Using the listing below, give the number of lines where "lire" appears, and nothing else.

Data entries
——————

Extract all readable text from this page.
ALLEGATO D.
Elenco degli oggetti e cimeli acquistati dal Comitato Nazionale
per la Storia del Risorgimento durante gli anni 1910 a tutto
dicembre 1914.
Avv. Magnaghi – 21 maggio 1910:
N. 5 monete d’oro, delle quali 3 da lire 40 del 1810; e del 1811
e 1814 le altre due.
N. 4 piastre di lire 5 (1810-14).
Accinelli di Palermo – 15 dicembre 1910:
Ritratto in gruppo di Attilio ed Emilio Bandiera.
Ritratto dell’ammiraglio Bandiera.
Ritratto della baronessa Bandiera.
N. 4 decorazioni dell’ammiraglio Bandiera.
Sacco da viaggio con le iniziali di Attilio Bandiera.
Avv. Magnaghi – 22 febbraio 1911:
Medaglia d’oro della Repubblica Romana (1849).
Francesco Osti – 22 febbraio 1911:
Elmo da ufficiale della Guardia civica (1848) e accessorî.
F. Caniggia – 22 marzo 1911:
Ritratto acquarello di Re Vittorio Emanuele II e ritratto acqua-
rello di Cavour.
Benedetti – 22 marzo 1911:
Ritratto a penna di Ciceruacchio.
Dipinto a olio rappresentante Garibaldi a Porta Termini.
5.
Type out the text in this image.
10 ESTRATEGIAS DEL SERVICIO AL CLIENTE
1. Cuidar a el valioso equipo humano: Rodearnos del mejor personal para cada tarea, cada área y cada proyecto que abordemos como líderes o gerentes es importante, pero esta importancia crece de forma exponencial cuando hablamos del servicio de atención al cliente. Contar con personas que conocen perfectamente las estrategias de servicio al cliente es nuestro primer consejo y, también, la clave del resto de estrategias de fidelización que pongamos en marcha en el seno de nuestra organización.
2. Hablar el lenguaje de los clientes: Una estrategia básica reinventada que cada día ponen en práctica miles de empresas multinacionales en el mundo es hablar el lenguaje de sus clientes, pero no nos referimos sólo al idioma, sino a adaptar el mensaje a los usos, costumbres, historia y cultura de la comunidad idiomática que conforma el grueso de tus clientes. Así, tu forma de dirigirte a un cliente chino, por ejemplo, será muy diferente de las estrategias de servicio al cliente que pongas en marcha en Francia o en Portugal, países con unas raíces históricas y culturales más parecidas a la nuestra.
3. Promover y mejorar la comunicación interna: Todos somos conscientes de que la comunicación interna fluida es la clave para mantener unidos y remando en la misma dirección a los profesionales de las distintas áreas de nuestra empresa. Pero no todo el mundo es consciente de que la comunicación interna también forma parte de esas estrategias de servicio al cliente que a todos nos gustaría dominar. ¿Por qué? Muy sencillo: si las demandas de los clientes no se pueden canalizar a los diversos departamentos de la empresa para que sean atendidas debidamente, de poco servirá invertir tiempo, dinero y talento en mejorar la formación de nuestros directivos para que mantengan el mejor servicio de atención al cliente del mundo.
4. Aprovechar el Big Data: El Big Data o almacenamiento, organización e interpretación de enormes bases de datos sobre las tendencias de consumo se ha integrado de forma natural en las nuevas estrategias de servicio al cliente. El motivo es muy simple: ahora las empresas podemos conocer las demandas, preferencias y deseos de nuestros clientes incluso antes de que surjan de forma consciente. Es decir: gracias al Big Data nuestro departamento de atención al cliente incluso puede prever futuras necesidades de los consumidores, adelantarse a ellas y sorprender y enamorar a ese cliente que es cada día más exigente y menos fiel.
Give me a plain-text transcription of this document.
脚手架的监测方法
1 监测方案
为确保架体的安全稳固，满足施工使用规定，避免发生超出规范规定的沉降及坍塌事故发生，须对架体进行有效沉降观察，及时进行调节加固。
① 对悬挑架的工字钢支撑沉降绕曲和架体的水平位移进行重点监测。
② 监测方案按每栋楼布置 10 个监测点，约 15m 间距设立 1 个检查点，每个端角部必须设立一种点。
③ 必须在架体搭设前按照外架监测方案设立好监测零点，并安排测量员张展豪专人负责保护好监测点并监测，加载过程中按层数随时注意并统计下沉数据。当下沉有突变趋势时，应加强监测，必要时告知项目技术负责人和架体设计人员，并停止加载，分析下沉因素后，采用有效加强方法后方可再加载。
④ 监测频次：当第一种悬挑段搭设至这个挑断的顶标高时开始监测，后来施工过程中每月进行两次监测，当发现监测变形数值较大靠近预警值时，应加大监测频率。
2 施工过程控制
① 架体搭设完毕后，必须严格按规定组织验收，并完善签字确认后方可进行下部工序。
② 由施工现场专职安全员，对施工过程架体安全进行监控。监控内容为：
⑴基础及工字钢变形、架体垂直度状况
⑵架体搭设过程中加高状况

——————

EXPECTED OUTPUT>
2